Find the string "JSON" in the listing and report every line that has it.

[Begin]

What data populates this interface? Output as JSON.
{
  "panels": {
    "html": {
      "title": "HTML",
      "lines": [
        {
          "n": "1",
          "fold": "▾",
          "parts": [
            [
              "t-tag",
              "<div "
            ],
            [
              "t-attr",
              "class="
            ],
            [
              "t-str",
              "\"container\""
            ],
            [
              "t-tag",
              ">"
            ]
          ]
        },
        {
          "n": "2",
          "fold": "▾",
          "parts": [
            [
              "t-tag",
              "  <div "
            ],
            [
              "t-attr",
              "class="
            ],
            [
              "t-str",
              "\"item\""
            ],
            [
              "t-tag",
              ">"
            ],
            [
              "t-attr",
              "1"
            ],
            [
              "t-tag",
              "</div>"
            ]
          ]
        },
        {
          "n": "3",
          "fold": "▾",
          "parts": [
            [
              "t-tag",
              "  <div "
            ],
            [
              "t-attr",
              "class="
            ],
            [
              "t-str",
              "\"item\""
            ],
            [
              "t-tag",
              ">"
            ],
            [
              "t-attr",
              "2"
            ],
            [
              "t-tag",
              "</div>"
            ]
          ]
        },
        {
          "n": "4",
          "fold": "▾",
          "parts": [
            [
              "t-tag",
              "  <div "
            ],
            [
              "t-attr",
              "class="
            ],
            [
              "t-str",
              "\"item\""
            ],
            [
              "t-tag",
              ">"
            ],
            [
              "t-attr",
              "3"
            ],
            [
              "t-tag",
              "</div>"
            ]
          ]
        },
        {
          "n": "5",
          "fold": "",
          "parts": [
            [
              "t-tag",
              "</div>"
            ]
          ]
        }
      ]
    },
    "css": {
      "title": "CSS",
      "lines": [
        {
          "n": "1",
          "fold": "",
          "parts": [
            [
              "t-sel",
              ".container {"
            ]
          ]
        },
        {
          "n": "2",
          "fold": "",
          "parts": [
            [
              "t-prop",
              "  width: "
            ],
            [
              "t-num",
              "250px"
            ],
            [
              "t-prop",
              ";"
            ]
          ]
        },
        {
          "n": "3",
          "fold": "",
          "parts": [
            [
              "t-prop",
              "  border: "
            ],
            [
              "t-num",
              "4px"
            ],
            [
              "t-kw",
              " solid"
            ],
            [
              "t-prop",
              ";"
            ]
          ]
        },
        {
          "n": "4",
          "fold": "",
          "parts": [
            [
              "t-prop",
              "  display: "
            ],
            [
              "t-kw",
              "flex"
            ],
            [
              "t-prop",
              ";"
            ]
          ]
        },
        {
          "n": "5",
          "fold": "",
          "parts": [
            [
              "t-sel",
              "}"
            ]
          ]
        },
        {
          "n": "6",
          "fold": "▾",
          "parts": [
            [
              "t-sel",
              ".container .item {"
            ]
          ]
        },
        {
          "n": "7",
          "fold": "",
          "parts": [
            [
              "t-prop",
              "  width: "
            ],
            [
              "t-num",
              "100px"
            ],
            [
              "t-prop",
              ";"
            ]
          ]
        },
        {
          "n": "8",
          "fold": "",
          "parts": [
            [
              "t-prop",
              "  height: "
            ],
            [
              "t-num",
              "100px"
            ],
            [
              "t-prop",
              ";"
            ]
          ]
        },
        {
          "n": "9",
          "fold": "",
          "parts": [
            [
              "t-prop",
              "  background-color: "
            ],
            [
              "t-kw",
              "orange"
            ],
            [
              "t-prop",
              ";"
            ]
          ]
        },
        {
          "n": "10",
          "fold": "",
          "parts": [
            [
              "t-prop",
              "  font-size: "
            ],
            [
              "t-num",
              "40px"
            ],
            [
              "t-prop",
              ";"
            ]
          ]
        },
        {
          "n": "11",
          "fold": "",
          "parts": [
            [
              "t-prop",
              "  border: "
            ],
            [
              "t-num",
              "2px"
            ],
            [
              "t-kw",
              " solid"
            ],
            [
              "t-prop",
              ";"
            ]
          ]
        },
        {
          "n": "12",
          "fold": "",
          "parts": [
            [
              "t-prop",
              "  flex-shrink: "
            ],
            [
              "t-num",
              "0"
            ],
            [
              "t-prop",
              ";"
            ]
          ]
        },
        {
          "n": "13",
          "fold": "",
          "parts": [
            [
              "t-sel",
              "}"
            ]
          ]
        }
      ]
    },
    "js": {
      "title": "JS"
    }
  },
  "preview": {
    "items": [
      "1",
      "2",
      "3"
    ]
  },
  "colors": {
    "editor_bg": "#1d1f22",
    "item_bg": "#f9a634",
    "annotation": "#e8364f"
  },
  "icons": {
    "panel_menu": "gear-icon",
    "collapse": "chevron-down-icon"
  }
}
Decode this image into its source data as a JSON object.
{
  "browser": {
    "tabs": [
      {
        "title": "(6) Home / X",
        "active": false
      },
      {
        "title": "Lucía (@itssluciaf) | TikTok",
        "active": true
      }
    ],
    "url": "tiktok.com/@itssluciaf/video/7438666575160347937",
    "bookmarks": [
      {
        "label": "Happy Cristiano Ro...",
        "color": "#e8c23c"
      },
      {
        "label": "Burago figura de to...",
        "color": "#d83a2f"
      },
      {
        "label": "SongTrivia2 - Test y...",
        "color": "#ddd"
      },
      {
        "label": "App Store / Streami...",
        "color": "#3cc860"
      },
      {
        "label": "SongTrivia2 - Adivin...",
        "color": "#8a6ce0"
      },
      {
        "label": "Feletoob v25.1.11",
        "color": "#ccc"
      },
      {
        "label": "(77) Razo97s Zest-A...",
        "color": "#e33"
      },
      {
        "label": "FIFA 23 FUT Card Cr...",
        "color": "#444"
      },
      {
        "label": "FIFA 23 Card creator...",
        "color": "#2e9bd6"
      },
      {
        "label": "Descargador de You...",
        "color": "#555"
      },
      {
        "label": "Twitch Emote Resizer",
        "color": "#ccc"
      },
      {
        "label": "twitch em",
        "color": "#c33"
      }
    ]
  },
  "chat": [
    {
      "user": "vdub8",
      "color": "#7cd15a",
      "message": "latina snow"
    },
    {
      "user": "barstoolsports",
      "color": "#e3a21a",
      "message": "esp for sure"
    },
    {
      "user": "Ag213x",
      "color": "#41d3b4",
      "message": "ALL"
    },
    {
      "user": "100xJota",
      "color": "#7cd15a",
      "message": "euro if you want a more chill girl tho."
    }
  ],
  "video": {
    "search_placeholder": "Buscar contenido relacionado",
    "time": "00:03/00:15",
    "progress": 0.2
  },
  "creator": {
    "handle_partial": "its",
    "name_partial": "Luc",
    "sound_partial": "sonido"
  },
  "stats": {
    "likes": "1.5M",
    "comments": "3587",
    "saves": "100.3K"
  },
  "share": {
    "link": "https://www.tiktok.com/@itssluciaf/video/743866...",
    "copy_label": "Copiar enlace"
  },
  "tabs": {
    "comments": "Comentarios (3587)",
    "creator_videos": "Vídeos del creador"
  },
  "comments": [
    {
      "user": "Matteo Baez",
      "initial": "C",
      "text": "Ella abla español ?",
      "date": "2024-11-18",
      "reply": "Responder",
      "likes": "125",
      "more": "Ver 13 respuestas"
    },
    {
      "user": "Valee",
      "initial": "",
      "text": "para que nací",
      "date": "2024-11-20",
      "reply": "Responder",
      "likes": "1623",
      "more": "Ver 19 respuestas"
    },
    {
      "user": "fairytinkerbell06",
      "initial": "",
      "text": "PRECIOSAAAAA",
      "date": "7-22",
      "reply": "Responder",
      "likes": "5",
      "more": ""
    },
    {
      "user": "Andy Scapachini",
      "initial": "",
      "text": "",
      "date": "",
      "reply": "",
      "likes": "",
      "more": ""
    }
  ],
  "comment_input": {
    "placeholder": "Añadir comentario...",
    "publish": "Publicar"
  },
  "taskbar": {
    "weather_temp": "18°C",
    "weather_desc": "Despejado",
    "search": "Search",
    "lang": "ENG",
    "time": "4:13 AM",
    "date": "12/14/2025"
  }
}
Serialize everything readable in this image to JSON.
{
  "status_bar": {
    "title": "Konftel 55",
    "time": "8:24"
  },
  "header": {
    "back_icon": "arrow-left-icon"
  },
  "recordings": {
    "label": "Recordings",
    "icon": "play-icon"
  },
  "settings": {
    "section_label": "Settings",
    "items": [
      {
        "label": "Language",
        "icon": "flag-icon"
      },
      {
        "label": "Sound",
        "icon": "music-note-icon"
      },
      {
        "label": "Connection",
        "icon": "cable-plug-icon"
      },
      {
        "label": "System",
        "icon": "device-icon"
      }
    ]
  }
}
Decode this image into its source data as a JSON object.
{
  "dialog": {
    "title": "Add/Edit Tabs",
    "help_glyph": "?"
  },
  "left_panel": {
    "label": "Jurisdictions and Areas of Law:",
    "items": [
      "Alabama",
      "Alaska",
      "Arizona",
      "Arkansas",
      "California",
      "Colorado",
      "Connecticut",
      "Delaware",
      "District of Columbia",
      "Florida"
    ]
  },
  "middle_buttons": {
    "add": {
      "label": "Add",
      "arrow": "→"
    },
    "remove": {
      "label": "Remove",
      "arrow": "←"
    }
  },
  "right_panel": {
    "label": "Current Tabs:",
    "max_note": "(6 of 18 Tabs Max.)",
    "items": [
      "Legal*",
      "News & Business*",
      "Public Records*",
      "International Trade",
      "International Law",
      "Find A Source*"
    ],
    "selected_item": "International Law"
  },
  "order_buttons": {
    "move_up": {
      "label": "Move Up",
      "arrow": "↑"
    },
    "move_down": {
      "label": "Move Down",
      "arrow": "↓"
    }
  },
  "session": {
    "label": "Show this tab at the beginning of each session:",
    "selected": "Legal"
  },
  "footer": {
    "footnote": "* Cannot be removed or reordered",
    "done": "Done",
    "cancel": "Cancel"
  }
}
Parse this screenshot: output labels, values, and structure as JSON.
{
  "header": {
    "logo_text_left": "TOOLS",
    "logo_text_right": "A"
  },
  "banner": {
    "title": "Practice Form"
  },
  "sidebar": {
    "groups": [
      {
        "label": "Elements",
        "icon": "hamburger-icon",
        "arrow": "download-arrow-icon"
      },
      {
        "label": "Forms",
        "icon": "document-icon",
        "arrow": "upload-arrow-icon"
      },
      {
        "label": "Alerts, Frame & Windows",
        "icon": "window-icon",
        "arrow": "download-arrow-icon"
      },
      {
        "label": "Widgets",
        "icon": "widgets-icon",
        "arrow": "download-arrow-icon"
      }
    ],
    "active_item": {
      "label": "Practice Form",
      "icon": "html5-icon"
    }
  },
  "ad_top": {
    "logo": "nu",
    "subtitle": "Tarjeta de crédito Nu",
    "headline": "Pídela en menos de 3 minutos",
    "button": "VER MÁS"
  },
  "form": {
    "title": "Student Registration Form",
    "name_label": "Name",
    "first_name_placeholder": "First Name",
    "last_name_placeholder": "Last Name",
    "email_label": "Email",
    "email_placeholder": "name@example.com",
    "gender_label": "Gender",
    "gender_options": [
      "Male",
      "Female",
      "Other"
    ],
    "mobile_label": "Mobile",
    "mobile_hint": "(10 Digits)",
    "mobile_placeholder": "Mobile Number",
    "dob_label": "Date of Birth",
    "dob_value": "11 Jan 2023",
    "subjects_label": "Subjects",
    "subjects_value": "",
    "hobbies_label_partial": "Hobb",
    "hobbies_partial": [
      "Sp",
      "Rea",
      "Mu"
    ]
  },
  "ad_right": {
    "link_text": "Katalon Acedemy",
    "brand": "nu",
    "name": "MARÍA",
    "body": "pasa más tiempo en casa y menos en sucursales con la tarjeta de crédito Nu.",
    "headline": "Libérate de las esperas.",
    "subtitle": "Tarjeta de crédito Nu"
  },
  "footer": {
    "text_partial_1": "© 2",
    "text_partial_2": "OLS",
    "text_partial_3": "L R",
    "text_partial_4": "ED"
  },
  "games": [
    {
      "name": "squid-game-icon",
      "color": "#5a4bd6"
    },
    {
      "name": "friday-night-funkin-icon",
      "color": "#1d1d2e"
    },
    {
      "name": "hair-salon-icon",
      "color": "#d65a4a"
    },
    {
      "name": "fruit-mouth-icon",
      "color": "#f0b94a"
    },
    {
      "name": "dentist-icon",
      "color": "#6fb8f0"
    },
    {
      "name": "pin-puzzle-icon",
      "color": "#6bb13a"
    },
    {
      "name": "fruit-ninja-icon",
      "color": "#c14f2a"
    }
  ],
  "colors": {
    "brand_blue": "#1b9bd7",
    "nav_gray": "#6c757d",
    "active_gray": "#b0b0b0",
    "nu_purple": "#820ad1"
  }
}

[End]

> Result for this task
What data populates this interface? Output as JSON.
Decode this image into its source data as a JSON object.
Serialize everything readable in this image to JSON.
Decode this image into its source data as a JSON object.
Parse this screenshot: output labels, values, and structure as JSON.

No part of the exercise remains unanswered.